▶ [What to work on]: Copy out every line of the data below word for word, and leave the pictures out.

Saved data entries

==========

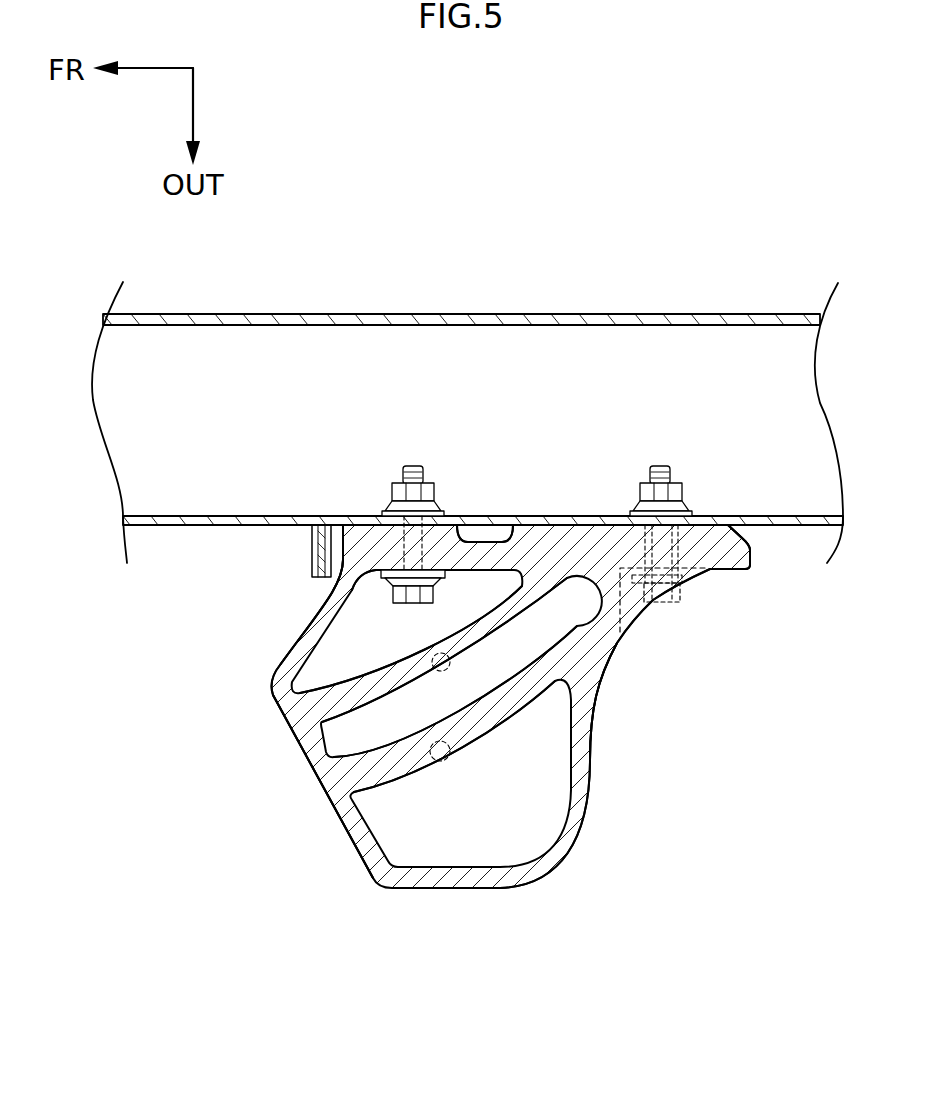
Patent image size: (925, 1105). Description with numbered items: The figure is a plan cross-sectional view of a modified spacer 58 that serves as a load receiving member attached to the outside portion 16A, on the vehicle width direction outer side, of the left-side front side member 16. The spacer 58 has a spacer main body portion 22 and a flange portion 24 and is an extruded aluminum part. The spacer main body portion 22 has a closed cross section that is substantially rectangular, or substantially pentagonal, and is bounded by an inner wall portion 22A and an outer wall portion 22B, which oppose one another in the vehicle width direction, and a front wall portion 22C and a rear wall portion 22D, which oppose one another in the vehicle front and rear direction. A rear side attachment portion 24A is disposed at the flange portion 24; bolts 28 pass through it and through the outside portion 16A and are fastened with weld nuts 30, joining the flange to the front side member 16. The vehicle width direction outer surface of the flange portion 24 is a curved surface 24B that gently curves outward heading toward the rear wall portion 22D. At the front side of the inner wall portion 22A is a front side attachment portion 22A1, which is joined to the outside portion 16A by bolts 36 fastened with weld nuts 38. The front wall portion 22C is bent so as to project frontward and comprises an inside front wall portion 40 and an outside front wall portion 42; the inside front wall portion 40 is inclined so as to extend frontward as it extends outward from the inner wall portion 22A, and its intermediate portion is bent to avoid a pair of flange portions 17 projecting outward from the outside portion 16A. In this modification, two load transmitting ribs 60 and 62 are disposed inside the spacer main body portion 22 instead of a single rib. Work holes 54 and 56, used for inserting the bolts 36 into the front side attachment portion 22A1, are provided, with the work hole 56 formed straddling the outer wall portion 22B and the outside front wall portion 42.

The front side member 16 is at (791, 307).
The outside portion 16A is at (800, 528).
The flange portions 17 is at (311, 569).
The spacer main body portion 22 is at (587, 815).
The inner wall portion 22A is at (511, 533).
The front side attachment portion 22A1 is at (388, 550).
The outer wall portion 22B is at (493, 888).
The front wall portion 22C is at (193, 655).
The rear wall portion 22D is at (593, 744).
The flange portion 24 is at (734, 582).
The rear side attachment portion 24A is at (718, 520).
The curved surface 24B is at (639, 617).
The bolts 28 is at (680, 604).
The weld nuts 30 is at (640, 490).
The bolts 36 is at (393, 594).
The weld nuts 38 is at (395, 488).
The inside front wall portion 40 is at (283, 650).
The outside front wall portion 42 is at (295, 742).
The work hole 54 is at (441, 673).
The work hole 56 is at (446, 880).
The spacer 58 is at (683, 795).
The load transmitting rib 60 is at (476, 648).
The load transmitting rib 62 is at (477, 745).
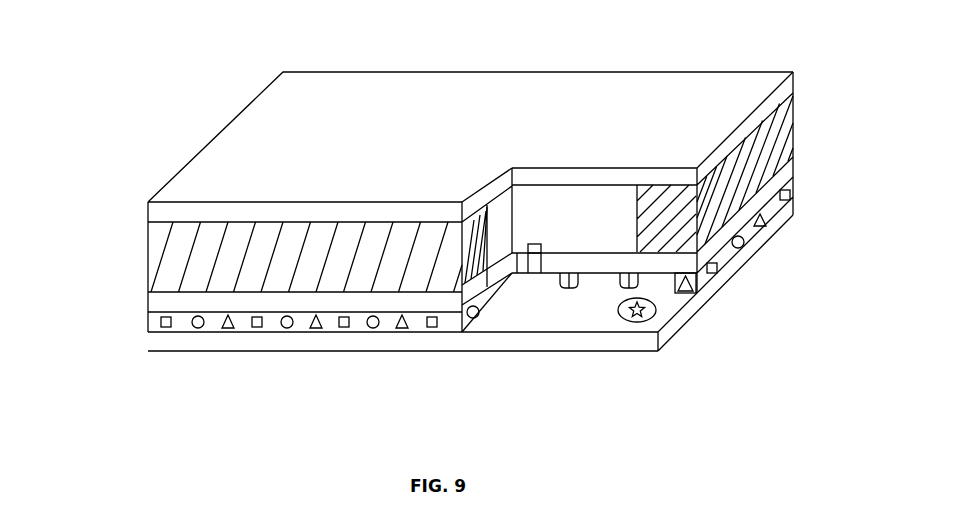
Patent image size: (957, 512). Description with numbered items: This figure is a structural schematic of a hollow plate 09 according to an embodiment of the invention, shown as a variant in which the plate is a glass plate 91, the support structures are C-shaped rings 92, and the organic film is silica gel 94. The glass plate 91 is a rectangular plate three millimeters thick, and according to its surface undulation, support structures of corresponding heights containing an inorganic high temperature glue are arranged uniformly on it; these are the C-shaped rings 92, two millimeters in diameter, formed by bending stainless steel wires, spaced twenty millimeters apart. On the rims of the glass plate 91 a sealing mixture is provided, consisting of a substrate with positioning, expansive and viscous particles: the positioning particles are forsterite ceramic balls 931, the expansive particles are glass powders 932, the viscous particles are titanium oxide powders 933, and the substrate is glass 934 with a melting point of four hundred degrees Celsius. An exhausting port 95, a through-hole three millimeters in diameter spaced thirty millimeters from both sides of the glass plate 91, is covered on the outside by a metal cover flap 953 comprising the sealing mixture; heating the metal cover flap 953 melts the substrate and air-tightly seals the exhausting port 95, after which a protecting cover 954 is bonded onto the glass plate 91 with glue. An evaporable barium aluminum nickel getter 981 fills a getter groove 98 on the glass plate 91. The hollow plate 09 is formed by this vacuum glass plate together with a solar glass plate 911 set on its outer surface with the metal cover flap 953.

The glass plate 91 is at (157, 342).
The solar glass plate 911 is at (148, 207).
The C-shaped rings 92 is at (617, 277).
The forsterite ceramic balls 931 is at (198, 329).
The glass powders 932 is at (226, 329).
The titanium oxide powders 933 is at (258, 329).
The glass 934 is at (290, 329).
The silica gel 94 is at (700, 283).
The exhausting port 95 is at (532, 273).
The metal cover flap 953 is at (528, 244).
The protecting cover 954 is at (540, 250).
The getter groove 98 is at (647, 318).
The evaporable barium aluminum nickel getter 981 is at (633, 308).
The hollow plate 09 is at (795, 388).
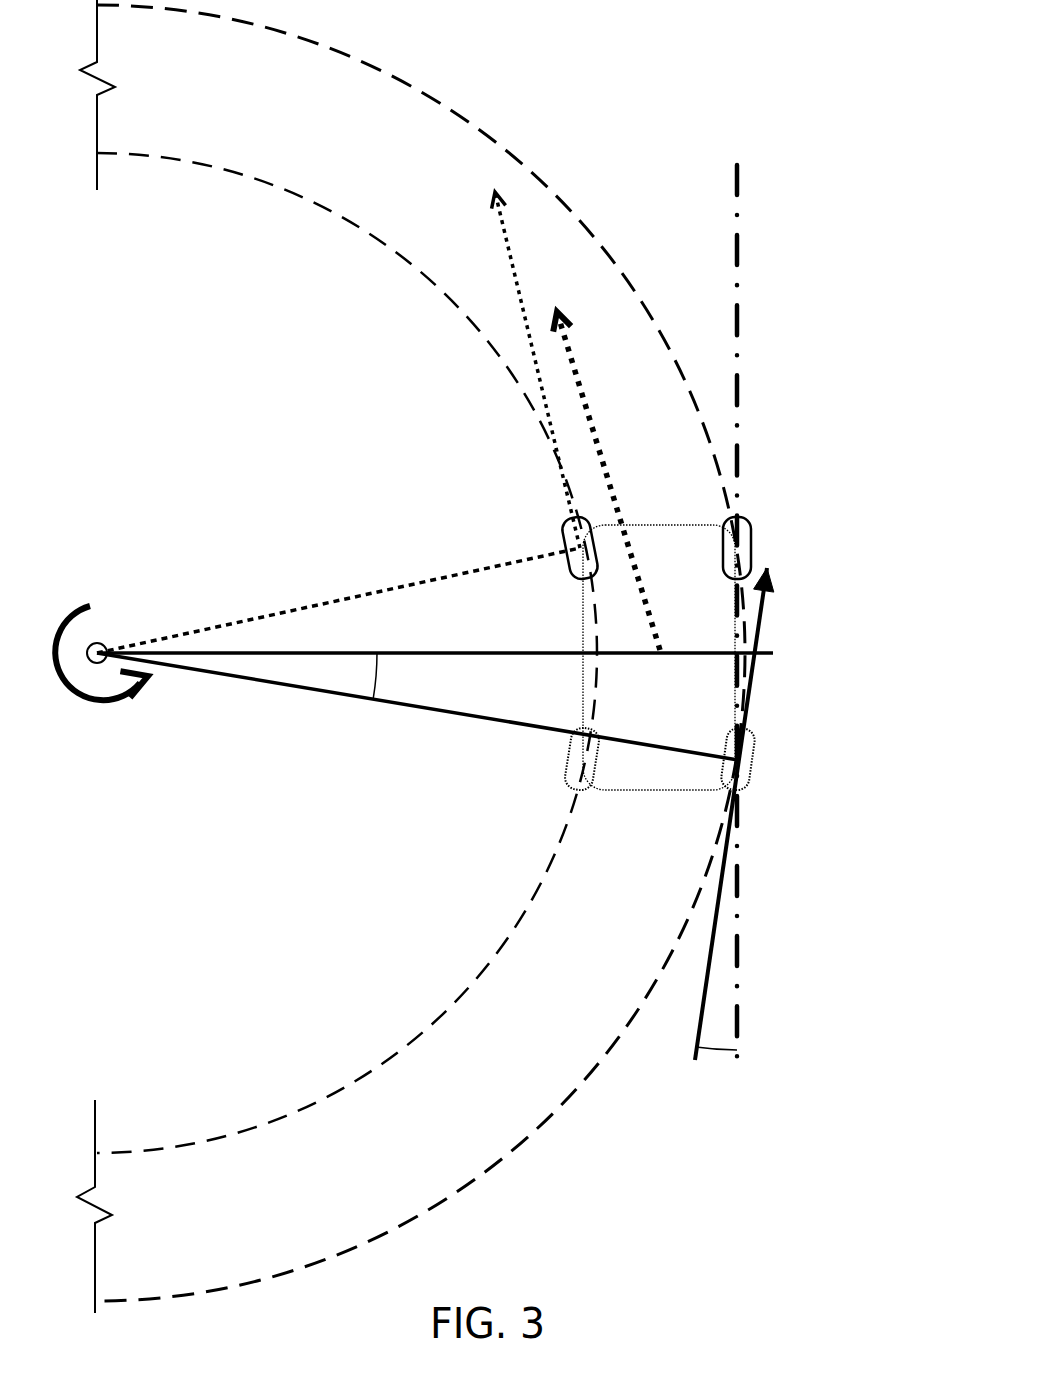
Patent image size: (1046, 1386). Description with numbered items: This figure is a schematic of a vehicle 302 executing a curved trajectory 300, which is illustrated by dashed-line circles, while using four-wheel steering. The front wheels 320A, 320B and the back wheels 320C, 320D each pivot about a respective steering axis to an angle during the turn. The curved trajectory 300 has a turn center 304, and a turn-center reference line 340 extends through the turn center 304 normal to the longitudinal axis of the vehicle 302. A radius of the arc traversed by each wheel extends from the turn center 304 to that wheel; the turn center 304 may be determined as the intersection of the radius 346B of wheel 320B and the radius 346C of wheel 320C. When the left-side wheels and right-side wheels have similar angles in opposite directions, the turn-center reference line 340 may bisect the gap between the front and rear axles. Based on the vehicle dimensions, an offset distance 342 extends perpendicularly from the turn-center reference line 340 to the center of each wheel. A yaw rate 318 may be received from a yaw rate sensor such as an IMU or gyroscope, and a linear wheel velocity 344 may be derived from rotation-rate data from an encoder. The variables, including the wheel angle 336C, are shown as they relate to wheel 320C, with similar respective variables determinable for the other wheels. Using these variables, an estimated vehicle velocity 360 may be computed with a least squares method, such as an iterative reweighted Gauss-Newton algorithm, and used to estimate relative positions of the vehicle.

The curved trajectory 300 is at (222, 13).
The vehicle 302 is at (643, 797).
The turn center 304 is at (100, 650).
The yaw rate 318 is at (82, 696).
The front wheel 320A is at (752, 550).
The front wheel 320B is at (570, 547).
The back wheel 320C is at (755, 765).
The back wheel 320D is at (562, 765).
The wheel angle 336C is at (713, 1055).
The turn-center reference line 340 is at (315, 653).
The offset distance 342 is at (733, 675).
The linear wheel velocity 344 is at (760, 620).
The radius 346B is at (423, 575).
The radius 346C is at (430, 712).
The estimated vehicle velocity 360 is at (567, 352).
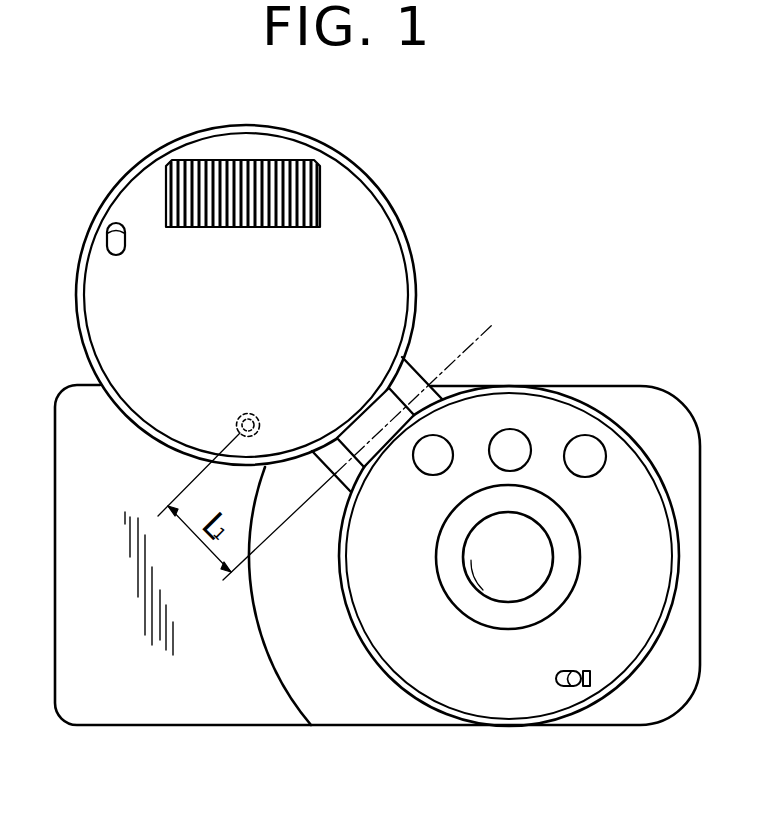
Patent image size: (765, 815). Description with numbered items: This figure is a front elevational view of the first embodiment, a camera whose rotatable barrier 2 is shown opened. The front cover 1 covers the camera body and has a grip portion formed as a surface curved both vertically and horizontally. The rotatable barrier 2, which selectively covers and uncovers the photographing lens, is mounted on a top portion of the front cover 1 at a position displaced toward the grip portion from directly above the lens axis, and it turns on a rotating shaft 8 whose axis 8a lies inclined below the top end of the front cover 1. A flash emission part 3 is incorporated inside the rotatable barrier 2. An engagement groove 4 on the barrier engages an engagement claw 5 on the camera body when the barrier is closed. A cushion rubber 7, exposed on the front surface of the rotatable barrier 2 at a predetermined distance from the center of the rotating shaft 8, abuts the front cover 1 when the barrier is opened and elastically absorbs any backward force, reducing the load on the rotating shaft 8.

==========

▶ [Correct response]:
Patent image size: (925, 1105). Description with numbered items: The figure is a plan cross-sectional view of a modified spacer 58 that serves as a load receiving member attached to the outside portion 16A, on the vehicle width direction outer side, of the left-side front side member 16. The spacer 58 has a spacer main body portion 22 and a flange portion 24 and is an extruded aluminum part. The spacer main body portion 22 has a closed cross section that is substantially rectangular, or substantially pentagonal, and is bounded by an inner wall portion 22A and an outer wall portion 22B, which oppose one another in the vehicle width direction, and a front wall portion 22C and a rear wall portion 22D, which oppose one another in the vehicle front and rear direction. A rear side attachment portion 24A is disposed at the flange portion 24; bolts 28 pass through it and through the outside portion 16A and are fastened with weld nuts 30, joining the flange to the front side member 16. The vehicle width direction outer surface of the flange portion 24 is a curved surface 24B that gently curves outward heading toward the rear wall portion 22D. At the front side of the inner wall portion 22A is a front side attachment portion 22A1, which is joined to the outside portion 16A by bolts 36 fastened with weld nuts 38. The front wall portion 22C is bent so as to project frontward and comprises an inside front wall portion 40 and an outside front wall portion 42; the inside front wall portion 40 is inclined so as to extend frontward as it extends outward from the inner wall portion 22A, and its intermediate portion is bent to avoid a pair of flange portions 17 projecting outward from the outside portion 16A. In this modification, two load transmitting ribs 60 and 62 are disposed inside the spacer main body portion 22 instead of a single rib. Work holes 54 and 56, used for inserting the bolts 36 into the front side attachment portion 22A1, are provided, with the work hole 56 formed straddling the outer wall portion 22B and the outside front wall portion 42.

The front side member 16 is at (791, 307).
The outside portion 16A is at (800, 528).
The flange portions 17 is at (311, 569).
The spacer main body portion 22 is at (587, 815).
The inner wall portion 22A is at (511, 533).
The front side attachment portion 22A1 is at (388, 550).
The outer wall portion 22B is at (493, 888).
The front wall portion 22C is at (193, 655).
The rear wall portion 22D is at (593, 744).
The flange portion 24 is at (734, 582).
The rear side attachment portion 24A is at (718, 520).
The curved surface 24B is at (639, 617).
The bolts 28 is at (680, 604).
The weld nuts 30 is at (640, 490).
The bolts 36 is at (393, 594).
The weld nuts 38 is at (395, 488).
The inside front wall portion 40 is at (283, 650).
The outside front wall portion 42 is at (295, 742).
The work hole 54 is at (441, 673).
The work hole 56 is at (446, 880).
The spacer 58 is at (683, 795).
The load transmitting rib 60 is at (476, 648).
The load transmitting rib 62 is at (477, 745).
Patent image size: (957, 512). Description with numbered items: This figure is a structural schematic of a hollow plate 09 according to an embodiment of the invention, shown as a variant in which the plate is a glass plate 91, the support structures are C-shaped rings 92, and the organic film is silica gel 94. The glass plate 91 is a rectangular plate three millimeters thick, and according to its surface undulation, support structures of corresponding heights containing an inorganic high temperature glue are arranged uniformly on it; these are the C-shaped rings 92, two millimeters in diameter, formed by bending stainless steel wires, spaced twenty millimeters apart. On the rims of the glass plate 91 a sealing mixture is provided, consisting of a substrate with positioning, expansive and viscous particles: the positioning particles are forsterite ceramic balls 931, the expansive particles are glass powders 932, the viscous particles are titanium oxide powders 933, and the substrate is glass 934 with a melting point of four hundred degrees Celsius. An exhausting port 95, a through-hole three millimeters in diameter spaced thirty millimeters from both sides of the glass plate 91, is covered on the outside by a metal cover flap 953 comprising the sealing mixture; heating the metal cover flap 953 melts the substrate and air-tightly seals the exhausting port 95, after which a protecting cover 954 is bonded onto the glass plate 91 with glue. An evaporable barium aluminum nickel getter 981 fills a getter groove 98 on the glass plate 91. The hollow plate 09 is formed by this vacuum glass plate together with a solar glass plate 911 set on its outer surface with the metal cover flap 953.

The glass plate 91 is at (157, 342).
The solar glass plate 911 is at (148, 207).
The C-shaped rings 92 is at (617, 277).
The forsterite ceramic balls 931 is at (198, 329).
The glass powders 932 is at (226, 329).
The titanium oxide powders 933 is at (258, 329).
The glass 934 is at (290, 329).
The silica gel 94 is at (700, 283).
The exhausting port 95 is at (532, 273).
The metal cover flap 953 is at (528, 244).
The protecting cover 954 is at (540, 250).
The getter groove 98 is at (647, 318).
The evaporable barium aluminum nickel getter 981 is at (633, 308).
The hollow plate 09 is at (795, 388).
Patent image size: (1046, 1386). Description with numbered items: This figure is a schematic of a vehicle 302 executing a curved trajectory 300, which is illustrated by dashed-line circles, while using four-wheel steering. The front wheels 320A, 320B and the back wheels 320C, 320D each pivot about a respective steering axis to an angle during the turn. The curved trajectory 300 has a turn center 304, and a turn-center reference line 340 extends through the turn center 304 normal to the longitudinal axis of the vehicle 302. A radius of the arc traversed by each wheel extends from the turn center 304 to that wheel; the turn center 304 may be determined as the intersection of the radius 346B of wheel 320B and the radius 346C of wheel 320C. When the left-side wheels and right-side wheels have similar angles in opposite directions, the turn-center reference line 340 may bisect the gap between the front and rear axles. Based on the vehicle dimensions, an offset distance 342 extends perpendicularly from the turn-center reference line 340 to the center of each wheel. A yaw rate 318 may be received from a yaw rate sensor such as an IMU or gyroscope, and a linear wheel velocity 344 may be derived from rotation-rate data from an encoder. The variables, including the wheel angle 336C, are shown as they relate to wheel 320C, with similar respective variables determinable for the other wheels. Using these variables, an estimated vehicle velocity 360 may be computed with a least squares method, such as an iterative reweighted Gauss-Newton algorithm, and used to estimate relative positions of the vehicle.

The curved trajectory 300 is at (222, 13).
The vehicle 302 is at (643, 797).
The turn center 304 is at (100, 650).
The yaw rate 318 is at (82, 696).
The front wheel 320A is at (752, 550).
The front wheel 320B is at (570, 547).
The back wheel 320C is at (755, 765).
The back wheel 320D is at (562, 765).
The wheel angle 336C is at (713, 1055).
The turn-center reference line 340 is at (315, 653).
The offset distance 342 is at (733, 675).
The linear wheel velocity 344 is at (760, 620).
The radius 346B is at (423, 575).
The radius 346C is at (430, 712).
The estimated vehicle velocity 360 is at (567, 352).
Patent image size: (765, 815). Description with numbered items: This figure is a front elevational view of the first embodiment, a camera whose rotatable barrier 2 is shown opened. The front cover 1 covers the camera body and has a grip portion formed as a surface curved both vertically and horizontally. The rotatable barrier 2, which selectively covers and uncovers the photographing lens, is mounted on a top portion of the front cover 1 at a position displaced toward the grip portion from directly above the lens axis, and it turns on a rotating shaft 8 whose axis 8a lies inclined below the top end of the front cover 1. A flash emission part 3 is incorporated inside the rotatable barrier 2. An engagement groove 4 on the barrier engages an engagement claw 5 on the camera body when the barrier is closed. A cushion rubber 7, exposed on the front surface of the rotatable barrier 2 at a predetermined distance from the center of the rotating shaft 8, abuts the front cover 1 when the barrier is opened and elastically absorbs any backward force, reducing the load on the rotating shaft 8.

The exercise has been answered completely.